### Short task
Copy each line below in which the word "İşsizlik" occurs.

### Dataset excerpts

════

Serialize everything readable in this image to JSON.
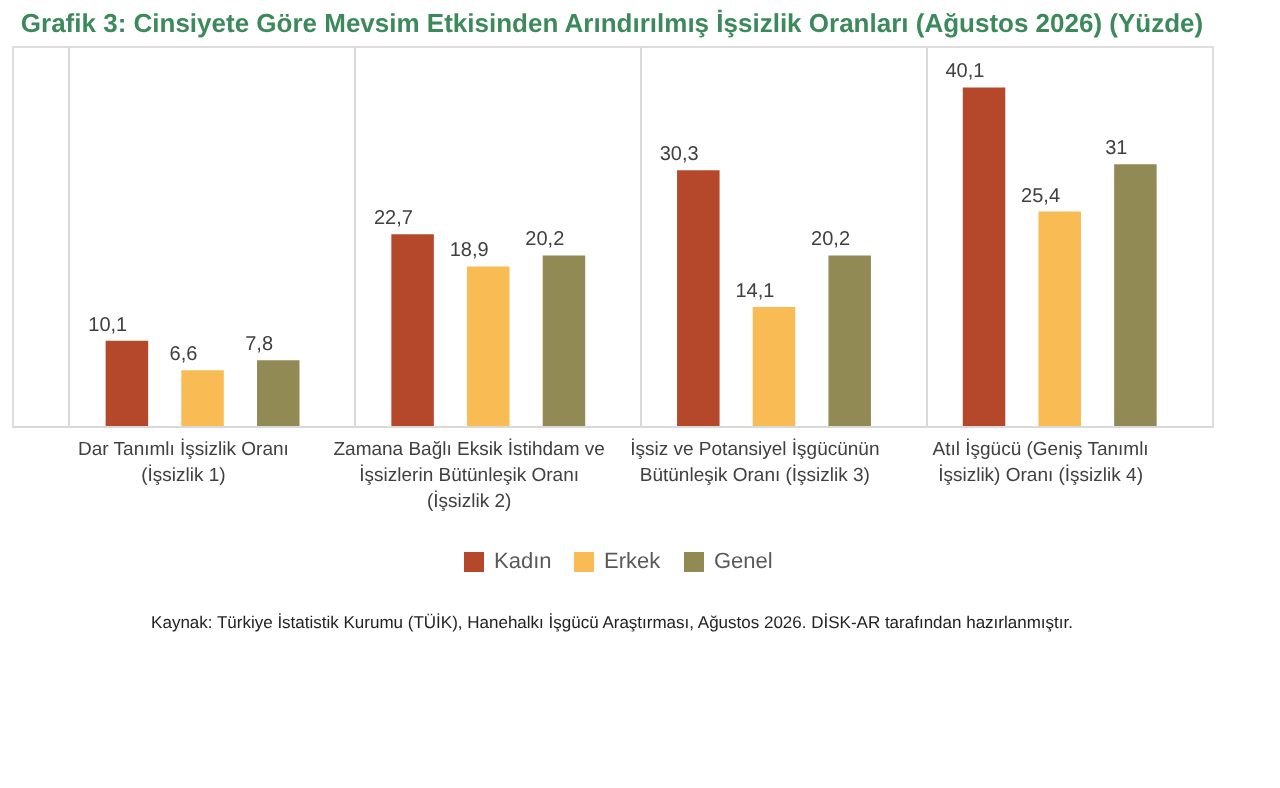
{
  "chart_data": {
    "type": "bar",
    "title": "Grafik 3: Cinsiyete Göre Mevsim Etkisinden Arındırılmış İşsizlik Oranları (Ağustos 2026) (Yüzde)",
    "categories": [
      "Dar Tanımlı İşsizlik Oranı (İşsizlik 1)",
      "Zamana Bağlı Eksik İstihdam ve İşsizlerin Bütünleşik Oranı (İşsizlik 2)",
      "İşsiz ve Potansiyel İşgücünün Bütünleşik Oranı (İşsizlik 3)",
      "Atıl İşgücü (Geniş Tanımlı İşsizlik) Oranı (İşsizlik 4)"
    ],
    "series": [
      {
        "name": "Kadın",
        "color": "#b5482a",
        "values": [
          10.1,
          22.7,
          30.3,
          40.1
        ],
        "value_labels": [
          "10,1",
          "22,7",
          "30,3",
          "40,1"
        ]
      },
      {
        "name": "Erkek",
        "color": "#f9bc55",
        "values": [
          6.6,
          18.9,
          14.1,
          25.4
        ],
        "value_labels": [
          "6,6",
          "18,9",
          "14,1",
          "25,4"
        ]
      },
      {
        "name": "Genel",
        "color": "#928a55",
        "values": [
          7.8,
          20.2,
          20.2,
          31
        ],
        "value_labels": [
          "7,8",
          "20,2",
          "20,2",
          "31"
        ]
      }
    ],
    "grid": "x",
    "legend": "bottom",
    "annotations": [
      "Kaynak: Türkiye İstatistik Kurumu (TÜİK), Hanehalkı İşgücü Araştırması, Ağustos 2026. DİSK-AR tarafından hazırlanmıştır."
    ]
  }
}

════

### Exercise response
    "title": "Grafik 3: Cinsiyete Göre Mevsim Etkisinden Arındırılmış İşsizlik Oranları (Ağustos 2026) (Yüzde)",
      "Dar Tanımlı İşsizlik Oranı (İşsizlik 1)",
      "Zamana Bağlı Eksik İstihdam ve İşsizlerin Bütünleşik Oranı (İşsizlik 2)",
      "İşsiz ve Potansiyel İşgücünün Bütünleşik Oranı (İşsizlik 3)",
      "Atıl İşgücü (Geniş Tanımlı İşsizlik) Oranı (İşsizlik 4)"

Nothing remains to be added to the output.